Copy out the listing that follows, exactly, without its pictures.

[Begin DATASET RECORDS]

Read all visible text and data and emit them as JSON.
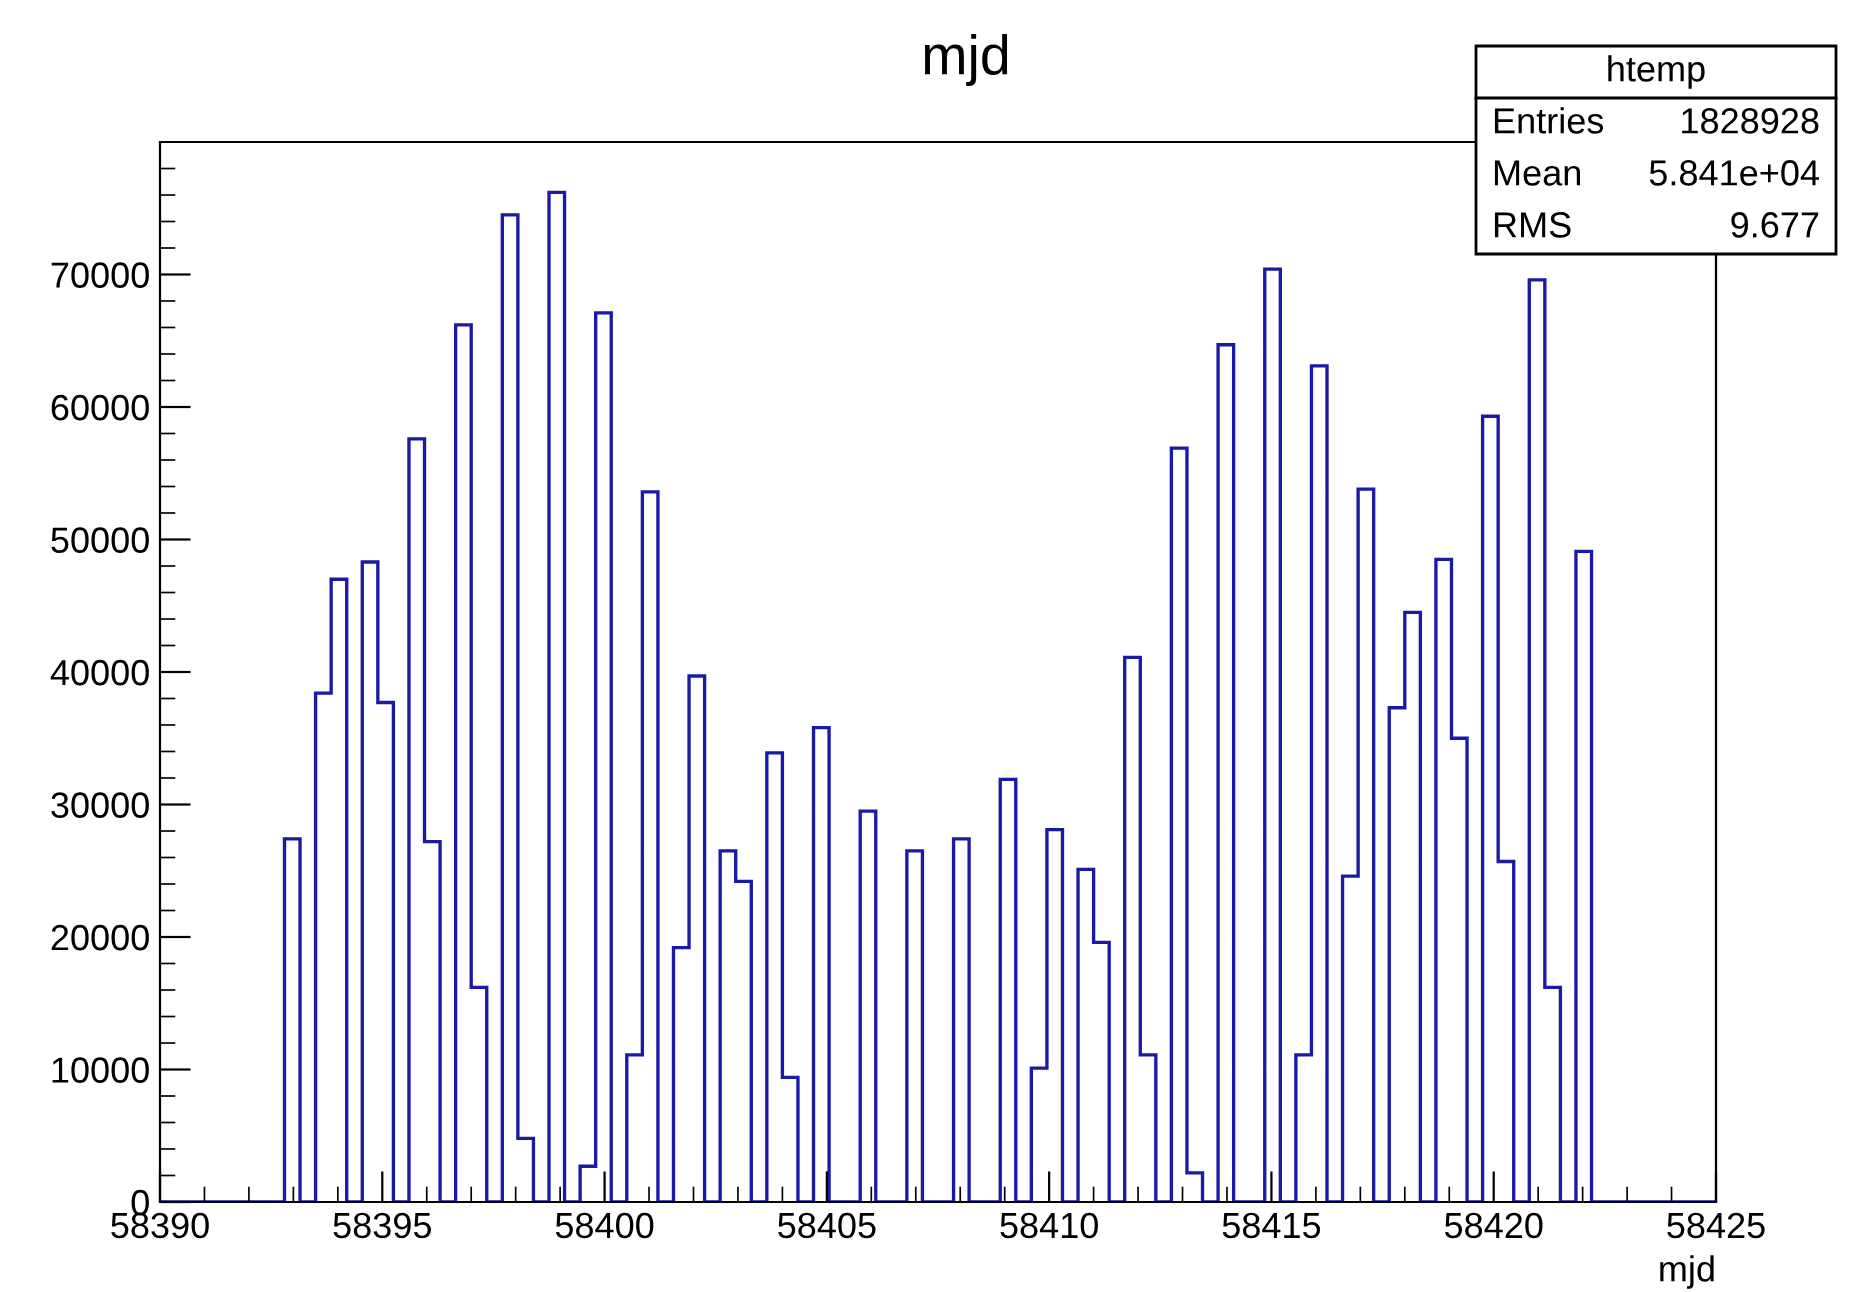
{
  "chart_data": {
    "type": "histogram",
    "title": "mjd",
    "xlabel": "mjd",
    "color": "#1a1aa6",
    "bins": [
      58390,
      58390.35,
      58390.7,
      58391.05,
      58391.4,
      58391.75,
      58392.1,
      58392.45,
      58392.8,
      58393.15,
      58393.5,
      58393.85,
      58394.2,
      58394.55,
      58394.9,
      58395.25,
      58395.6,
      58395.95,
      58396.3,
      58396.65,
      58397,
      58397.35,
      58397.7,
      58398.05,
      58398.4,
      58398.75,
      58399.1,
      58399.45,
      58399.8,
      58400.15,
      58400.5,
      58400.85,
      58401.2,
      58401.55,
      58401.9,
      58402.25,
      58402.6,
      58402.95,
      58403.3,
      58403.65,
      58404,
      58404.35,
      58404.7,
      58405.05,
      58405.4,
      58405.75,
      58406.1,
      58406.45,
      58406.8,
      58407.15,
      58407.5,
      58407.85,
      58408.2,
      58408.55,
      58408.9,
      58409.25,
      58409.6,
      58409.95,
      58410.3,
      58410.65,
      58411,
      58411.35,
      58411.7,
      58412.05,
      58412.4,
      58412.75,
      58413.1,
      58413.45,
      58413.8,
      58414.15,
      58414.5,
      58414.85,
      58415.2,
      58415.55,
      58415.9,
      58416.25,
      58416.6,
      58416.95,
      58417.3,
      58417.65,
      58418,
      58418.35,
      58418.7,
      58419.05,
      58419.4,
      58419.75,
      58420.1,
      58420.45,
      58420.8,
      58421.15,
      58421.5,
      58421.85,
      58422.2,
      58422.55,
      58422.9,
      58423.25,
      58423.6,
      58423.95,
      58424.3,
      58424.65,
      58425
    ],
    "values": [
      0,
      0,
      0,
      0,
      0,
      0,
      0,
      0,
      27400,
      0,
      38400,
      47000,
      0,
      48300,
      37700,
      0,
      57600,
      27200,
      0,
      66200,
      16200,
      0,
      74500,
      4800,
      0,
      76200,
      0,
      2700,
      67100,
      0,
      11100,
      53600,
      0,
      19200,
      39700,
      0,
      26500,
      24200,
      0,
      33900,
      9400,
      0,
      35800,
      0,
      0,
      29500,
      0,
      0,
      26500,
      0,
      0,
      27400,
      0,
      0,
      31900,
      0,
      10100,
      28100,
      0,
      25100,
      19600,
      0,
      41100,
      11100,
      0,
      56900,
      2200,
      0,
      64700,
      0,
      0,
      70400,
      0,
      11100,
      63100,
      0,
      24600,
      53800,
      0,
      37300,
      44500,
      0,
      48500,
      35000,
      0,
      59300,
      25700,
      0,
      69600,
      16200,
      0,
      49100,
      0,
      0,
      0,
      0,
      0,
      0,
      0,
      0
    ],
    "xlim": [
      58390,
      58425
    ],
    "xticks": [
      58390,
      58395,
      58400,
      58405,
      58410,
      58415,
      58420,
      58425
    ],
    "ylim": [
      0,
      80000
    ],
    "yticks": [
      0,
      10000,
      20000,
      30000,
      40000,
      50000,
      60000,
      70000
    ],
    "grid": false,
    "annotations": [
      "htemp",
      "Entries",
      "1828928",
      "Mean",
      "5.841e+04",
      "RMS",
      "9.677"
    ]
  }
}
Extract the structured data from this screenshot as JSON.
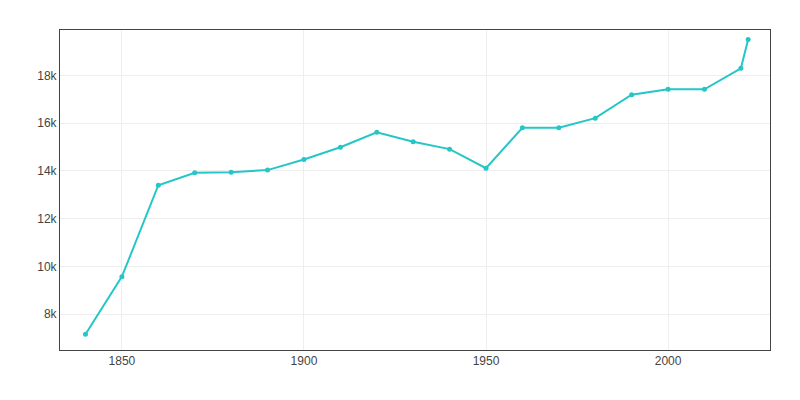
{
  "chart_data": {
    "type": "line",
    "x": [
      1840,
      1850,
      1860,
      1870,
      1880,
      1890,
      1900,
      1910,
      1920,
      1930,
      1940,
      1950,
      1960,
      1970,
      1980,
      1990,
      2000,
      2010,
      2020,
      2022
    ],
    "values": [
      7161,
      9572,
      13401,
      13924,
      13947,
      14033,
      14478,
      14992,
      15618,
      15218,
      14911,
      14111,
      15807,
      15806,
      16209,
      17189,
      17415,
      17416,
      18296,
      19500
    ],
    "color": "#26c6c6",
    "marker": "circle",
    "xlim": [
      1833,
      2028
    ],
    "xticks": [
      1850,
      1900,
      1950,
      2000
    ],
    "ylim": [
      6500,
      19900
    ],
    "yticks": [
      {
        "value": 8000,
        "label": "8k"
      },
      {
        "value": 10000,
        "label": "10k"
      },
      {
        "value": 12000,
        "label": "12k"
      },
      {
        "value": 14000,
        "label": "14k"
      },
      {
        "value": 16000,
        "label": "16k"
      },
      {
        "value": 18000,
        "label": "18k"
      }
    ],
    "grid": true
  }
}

[End DATASET RECORDS]

### [EXERCISE RESPONSE]
Read all visible text and data and emit them as JSON.
{
  "chart_data": {
    "type": "histogram",
    "title": "mjd",
    "xlabel": "mjd",
    "color": "#1a1aa6",
    "bins": [
      58390,
      58390.35,
      58390.7,
      58391.05,
      58391.4,
      58391.75,
      58392.1,
      58392.45,
      58392.8,
      58393.15,
      58393.5,
      58393.85,
      58394.2,
      58394.55,
      58394.9,
      58395.25,
      58395.6,
      58395.95,
      58396.3,
      58396.65,
      58397,
      58397.35,
      58397.7,
      58398.05,
      58398.4,
      58398.75,
      58399.1,
      58399.45,
      58399.8,
      58400.15,
      58400.5,
      58400.85,
      58401.2,
      58401.55,
      58401.9,
      58402.25,
      58402.6,
      58402.95,
      58403.3,
      58403.65,
      58404,
      58404.35,
      58404.7,
      58405.05,
      58405.4,
      58405.75,
      58406.1,
      58406.45,
      58406.8,
      58407.15,
      58407.5,
      58407.85,
      58408.2,
      58408.55,
      58408.9,
      58409.25,
      58409.6,
      58409.95,
      58410.3,
      58410.65,
      58411,
      58411.35,
      58411.7,
      58412.05,
      58412.4,
      58412.75,
      58413.1,
      58413.45,
      58413.8,
      58414.15,
      58414.5,
      58414.85,
      58415.2,
      58415.55,
      58415.9,
      58416.25,
      58416.6,
      58416.95,
      58417.3,
      58417.65,
      58418,
      58418.35,
      58418.7,
      58419.05,
      58419.4,
      58419.75,
      58420.1,
      58420.45,
      58420.8,
      58421.15,
      58421.5,
      58421.85,
      58422.2,
      58422.55,
      58422.9,
      58423.25,
      58423.6,
      58423.95,
      58424.3,
      58424.65,
      58425
    ],
    "values": [
      0,
      0,
      0,
      0,
      0,
      0,
      0,
      0,
      27400,
      0,
      38400,
      47000,
      0,
      48300,
      37700,
      0,
      57600,
      27200,
      0,
      66200,
      16200,
      0,
      74500,
      4800,
      0,
      76200,
      0,
      2700,
      67100,
      0,
      11100,
      53600,
      0,
      19200,
      39700,
      0,
      26500,
      24200,
      0,
      33900,
      9400,
      0,
      35800,
      0,
      0,
      29500,
      0,
      0,
      26500,
      0,
      0,
      27400,
      0,
      0,
      31900,
      0,
      10100,
      28100,
      0,
      25100,
      19600,
      0,
      41100,
      11100,
      0,
      56900,
      2200,
      0,
      64700,
      0,
      0,
      70400,
      0,
      11100,
      63100,
      0,
      24600,
      53800,
      0,
      37300,
      44500,
      0,
      48500,
      35000,
      0,
      59300,
      25700,
      0,
      69600,
      16200,
      0,
      49100,
      0,
      0,
      0,
      0,
      0,
      0,
      0,
      0
    ],
    "xlim": [
      58390,
      58425
    ],
    "xticks": [
      58390,
      58395,
      58400,
      58405,
      58410,
      58415,
      58420,
      58425
    ],
    "ylim": [
      0,
      80000
    ],
    "yticks": [
      0,
      10000,
      20000,
      30000,
      40000,
      50000,
      60000,
      70000
    ],
    "grid": false,
    "annotations": [
      "htemp",
      "Entries",
      "1828928",
      "Mean",
      "5.841e+04",
      "RMS",
      "9.677"
    ]
  }
}
Extract the structured data from this screenshot as JSON.
{
  "chart_data": {
    "type": "line",
    "x": [
      1840,
      1850,
      1860,
      1870,
      1880,
      1890,
      1900,
      1910,
      1920,
      1930,
      1940,
      1950,
      1960,
      1970,
      1980,
      1990,
      2000,
      2010,
      2020,
      2022
    ],
    "values": [
      7161,
      9572,
      13401,
      13924,
      13947,
      14033,
      14478,
      14992,
      15618,
      15218,
      14911,
      14111,
      15807,
      15806,
      16209,
      17189,
      17415,
      17416,
      18296,
      19500
    ],
    "color": "#26c6c6",
    "marker": "circle",
    "xlim": [
      1833,
      2028
    ],
    "xticks": [
      1850,
      1900,
      1950,
      2000
    ],
    "ylim": [
      6500,
      19900
    ],
    "yticks": [
      {
        "value": 8000,
        "label": "8k"
      },
      {
        "value": 10000,
        "label": "10k"
      },
      {
        "value": 12000,
        "label": "12k"
      },
      {
        "value": 14000,
        "label": "14k"
      },
      {
        "value": 16000,
        "label": "16k"
      },
      {
        "value": 18000,
        "label": "18k"
      }
    ],
    "grid": true
  }
}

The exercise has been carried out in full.